• [PROMPT 1] According to the FairWild text, why was the FairWild Foundation established in 2008?
• [PROMPT 2] Reproduce the part of the FairWild text between "Ensuring fair working" and "include cultivated plants.", inclusive.

• [DOCUMENT PASSAGE]
The FairWild Foundation is an international organization that aims to provide a global framework for a sustainable and fair trading system for wild-collected plant ingredients and their products. It was established in 2008 in response to the major ecological and social challenges created by the ever-increasing demand for wild plant ingredients used in food, cosmetics, well-being and medicinal products.

FairWild Standard 
The International Standard for Sustainable Wild Collection of Medicinal and Aromatic Plants (ISSC-MAP) was developed between 2001 and 2006, supported by the German Federal Agency for Nature Conservation (BfN), TRAFFIC, WWF, and International Union for Conservation of Nature. In 2007 ISSC-MAP was officially launched. A year later this merged with the FairWild foundation to form the FairWild standard, which promotes and certifies wild products which are harvested in a way which is sustainable for both the environment and local communities. 

The development of the Fair Trade standard was initiated by the Swiss Import Promotion Programme in cooperation with Forum Essenzia e.V and Institute for Marketecology. This was then merged with ISSC-MAP to form the FairWild Standard version 1.0 in 2008 to provide all round implementation of ecological, social and economical aspects. 
 
The current FairWild Standard version 2.0 was published in 2010. It combined the FairWild Standard 1.0 with practical experience gained through application of the Standard in the field. Its implementation helps support efforts to ensure plants are managed, harvested and traded in a way that maintains populations in the wild and benefits rural producers.

The FairWild Standard ensures that best practice guidelines are maintained in the following key areas:

 Maintaining wild plant resources with no negative environmental impacts.
 Complying with laws, regulations and agreements.
 Respecting customary rights and benefit sharing.
 Promoting fair contractual agreements between operators and collectors, and ensuring fair trade benefits for collectors and their communities.
 Ensuring fair working conditions for all workers.
 Applying responsible business and management practices.

FairWild Certification 
Use of FairWild Certification serves to provide consumers with the assurance that products are produced in a socially and ecologically sound manner. Before products can display the FairWild certification, all those involved in the national or international supply chain need to be assessed, including collectors, traders, and exporters in the country of origin.

Certification is based on a number of factors including resource assessment, management plans, sustainable collecting practices, cost calculation along the supply chain, traceability of goods and finances, and documented fair trading practices. FairWild is only applicable to wild harvested plants (except for timber products), lichens and fungi, and does not include cultivated plants.

Products 
FairWild certified ingredients are available from producer companies in a number of countries worldwide. Certification audits (according to FairWild Standard version 1.0) began in 2007, with the first products containing FairWild-certified ingredients available on the market in 2009. Currently, products containing certified ingredients include herbal teas, frankincense, scented pillows. and traditional Chinese medicines (TCM). FairWild sustainable use projects are continuing successfully in various regions around the world.

Countries that currently either produce or distribute FairWild ingredients include Armenia, Azerbaijan, Bolivia, Bosnia and Herzegovina, Bulgaria, Hungary, Kazakhstan, Kenya, Macedonia, Poland, and Spain.

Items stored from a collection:
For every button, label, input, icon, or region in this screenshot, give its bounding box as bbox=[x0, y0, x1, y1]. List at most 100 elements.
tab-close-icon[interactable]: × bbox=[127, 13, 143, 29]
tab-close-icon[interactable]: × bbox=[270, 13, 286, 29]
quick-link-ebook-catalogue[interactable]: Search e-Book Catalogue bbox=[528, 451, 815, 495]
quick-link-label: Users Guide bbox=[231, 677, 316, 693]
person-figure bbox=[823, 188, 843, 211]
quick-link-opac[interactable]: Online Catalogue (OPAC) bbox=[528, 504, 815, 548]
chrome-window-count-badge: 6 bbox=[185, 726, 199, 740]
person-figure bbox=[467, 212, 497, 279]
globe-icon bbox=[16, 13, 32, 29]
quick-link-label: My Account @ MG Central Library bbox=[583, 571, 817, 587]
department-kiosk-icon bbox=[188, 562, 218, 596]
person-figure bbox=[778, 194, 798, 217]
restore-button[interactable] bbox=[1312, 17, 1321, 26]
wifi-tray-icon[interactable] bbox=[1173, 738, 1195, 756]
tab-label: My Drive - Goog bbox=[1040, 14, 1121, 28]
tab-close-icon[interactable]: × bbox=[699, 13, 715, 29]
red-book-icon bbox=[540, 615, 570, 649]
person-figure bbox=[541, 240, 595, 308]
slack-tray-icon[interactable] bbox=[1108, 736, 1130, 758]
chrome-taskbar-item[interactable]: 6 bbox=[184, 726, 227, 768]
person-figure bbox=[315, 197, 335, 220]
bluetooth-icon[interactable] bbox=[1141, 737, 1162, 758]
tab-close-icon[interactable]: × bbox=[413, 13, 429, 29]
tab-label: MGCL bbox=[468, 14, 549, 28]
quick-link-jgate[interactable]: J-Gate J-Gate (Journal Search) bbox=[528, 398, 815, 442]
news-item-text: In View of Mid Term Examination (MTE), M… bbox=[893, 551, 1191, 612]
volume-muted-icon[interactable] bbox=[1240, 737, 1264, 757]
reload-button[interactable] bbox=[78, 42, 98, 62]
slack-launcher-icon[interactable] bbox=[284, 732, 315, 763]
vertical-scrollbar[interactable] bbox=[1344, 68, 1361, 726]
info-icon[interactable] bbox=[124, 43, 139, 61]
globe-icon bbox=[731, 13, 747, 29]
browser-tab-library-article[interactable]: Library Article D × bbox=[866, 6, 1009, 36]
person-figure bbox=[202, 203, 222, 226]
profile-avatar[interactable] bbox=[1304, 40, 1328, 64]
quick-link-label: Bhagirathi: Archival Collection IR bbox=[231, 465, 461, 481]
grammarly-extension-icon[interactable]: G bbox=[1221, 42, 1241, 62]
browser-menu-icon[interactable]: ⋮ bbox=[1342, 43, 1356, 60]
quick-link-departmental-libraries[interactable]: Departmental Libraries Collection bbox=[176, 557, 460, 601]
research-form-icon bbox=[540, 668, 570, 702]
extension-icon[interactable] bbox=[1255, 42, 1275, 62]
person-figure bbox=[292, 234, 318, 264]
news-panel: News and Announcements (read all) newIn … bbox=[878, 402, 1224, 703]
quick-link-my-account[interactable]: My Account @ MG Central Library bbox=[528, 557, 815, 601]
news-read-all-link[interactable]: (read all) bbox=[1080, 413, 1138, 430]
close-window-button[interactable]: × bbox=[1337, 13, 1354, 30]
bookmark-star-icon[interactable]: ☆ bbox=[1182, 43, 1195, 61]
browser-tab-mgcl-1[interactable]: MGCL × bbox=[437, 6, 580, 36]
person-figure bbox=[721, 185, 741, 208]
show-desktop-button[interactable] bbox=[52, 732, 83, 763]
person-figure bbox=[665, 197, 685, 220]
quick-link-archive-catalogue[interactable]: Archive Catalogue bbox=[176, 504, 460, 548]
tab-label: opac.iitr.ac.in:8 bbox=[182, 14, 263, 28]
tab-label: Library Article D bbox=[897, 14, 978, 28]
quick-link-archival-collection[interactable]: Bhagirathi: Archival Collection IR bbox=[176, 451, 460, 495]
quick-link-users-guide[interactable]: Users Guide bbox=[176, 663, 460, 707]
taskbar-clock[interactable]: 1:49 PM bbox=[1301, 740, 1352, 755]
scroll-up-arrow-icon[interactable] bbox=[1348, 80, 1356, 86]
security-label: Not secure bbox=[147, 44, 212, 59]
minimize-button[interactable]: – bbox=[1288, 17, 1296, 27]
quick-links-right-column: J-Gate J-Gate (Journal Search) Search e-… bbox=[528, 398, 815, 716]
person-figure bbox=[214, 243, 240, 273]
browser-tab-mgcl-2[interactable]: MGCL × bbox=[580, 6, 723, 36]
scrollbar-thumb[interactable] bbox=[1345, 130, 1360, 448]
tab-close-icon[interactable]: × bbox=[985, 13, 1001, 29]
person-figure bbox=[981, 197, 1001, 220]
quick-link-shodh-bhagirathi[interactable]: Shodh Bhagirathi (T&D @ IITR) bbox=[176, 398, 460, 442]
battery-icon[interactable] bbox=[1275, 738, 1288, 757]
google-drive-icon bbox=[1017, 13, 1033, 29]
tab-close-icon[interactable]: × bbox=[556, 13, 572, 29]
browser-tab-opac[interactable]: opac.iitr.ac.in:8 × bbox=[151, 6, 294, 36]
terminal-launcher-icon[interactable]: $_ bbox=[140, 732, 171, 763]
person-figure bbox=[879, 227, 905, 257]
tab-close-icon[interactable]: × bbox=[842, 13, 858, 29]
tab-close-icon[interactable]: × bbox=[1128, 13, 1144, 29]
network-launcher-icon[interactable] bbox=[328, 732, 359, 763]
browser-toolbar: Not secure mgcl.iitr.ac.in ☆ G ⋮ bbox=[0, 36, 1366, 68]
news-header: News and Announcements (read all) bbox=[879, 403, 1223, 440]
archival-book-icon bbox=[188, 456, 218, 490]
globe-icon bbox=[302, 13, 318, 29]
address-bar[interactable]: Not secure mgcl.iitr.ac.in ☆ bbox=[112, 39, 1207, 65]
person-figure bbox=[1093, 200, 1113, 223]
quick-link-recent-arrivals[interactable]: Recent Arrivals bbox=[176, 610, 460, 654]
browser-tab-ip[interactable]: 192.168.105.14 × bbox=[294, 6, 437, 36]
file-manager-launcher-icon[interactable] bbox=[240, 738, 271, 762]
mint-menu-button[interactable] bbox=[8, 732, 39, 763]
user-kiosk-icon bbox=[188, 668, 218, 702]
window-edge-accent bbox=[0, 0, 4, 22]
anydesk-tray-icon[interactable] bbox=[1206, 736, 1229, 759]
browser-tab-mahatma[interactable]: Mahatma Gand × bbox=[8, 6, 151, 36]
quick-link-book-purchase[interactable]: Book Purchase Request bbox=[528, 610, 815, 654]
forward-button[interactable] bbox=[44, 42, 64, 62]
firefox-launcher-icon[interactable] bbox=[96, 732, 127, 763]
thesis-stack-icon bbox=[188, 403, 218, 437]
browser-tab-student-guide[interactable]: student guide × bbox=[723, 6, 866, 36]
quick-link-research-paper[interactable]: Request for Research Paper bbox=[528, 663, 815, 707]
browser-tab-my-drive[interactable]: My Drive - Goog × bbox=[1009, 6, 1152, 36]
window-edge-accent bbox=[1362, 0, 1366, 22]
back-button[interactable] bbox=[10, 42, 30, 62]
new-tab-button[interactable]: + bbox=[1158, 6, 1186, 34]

• [EXPECTED OUTPUT 1] It was established in response to the major ecological and social challenges created by the ever-increasing demand for wild plant ingredients used in food, cosmetics, well-being and medicinal products.

• [EXPECTED OUTPUT 2]
Ensuring fair working conditions for all workers.
 Applying responsible business and management practices.

FairWild Certification 
Use of FairWild Certification serves to provide consumers with the assurance that products are produced in a socially and ecologically sound manner. Before products can display the FairWild certification, all those involved in the national or international supply chain need to be assessed, including collectors, traders, and exporters in the country of origin.

Certification is based on a number of factors including resource assessment, management plans, sustainable collecting practices, cost calculation along the supply chain, traceability of goods and finances, and documented fair trading practices. FairWild is only applicable to wild harvested plants (except for timber products), lichens and fungi, and does not include cultivated plants.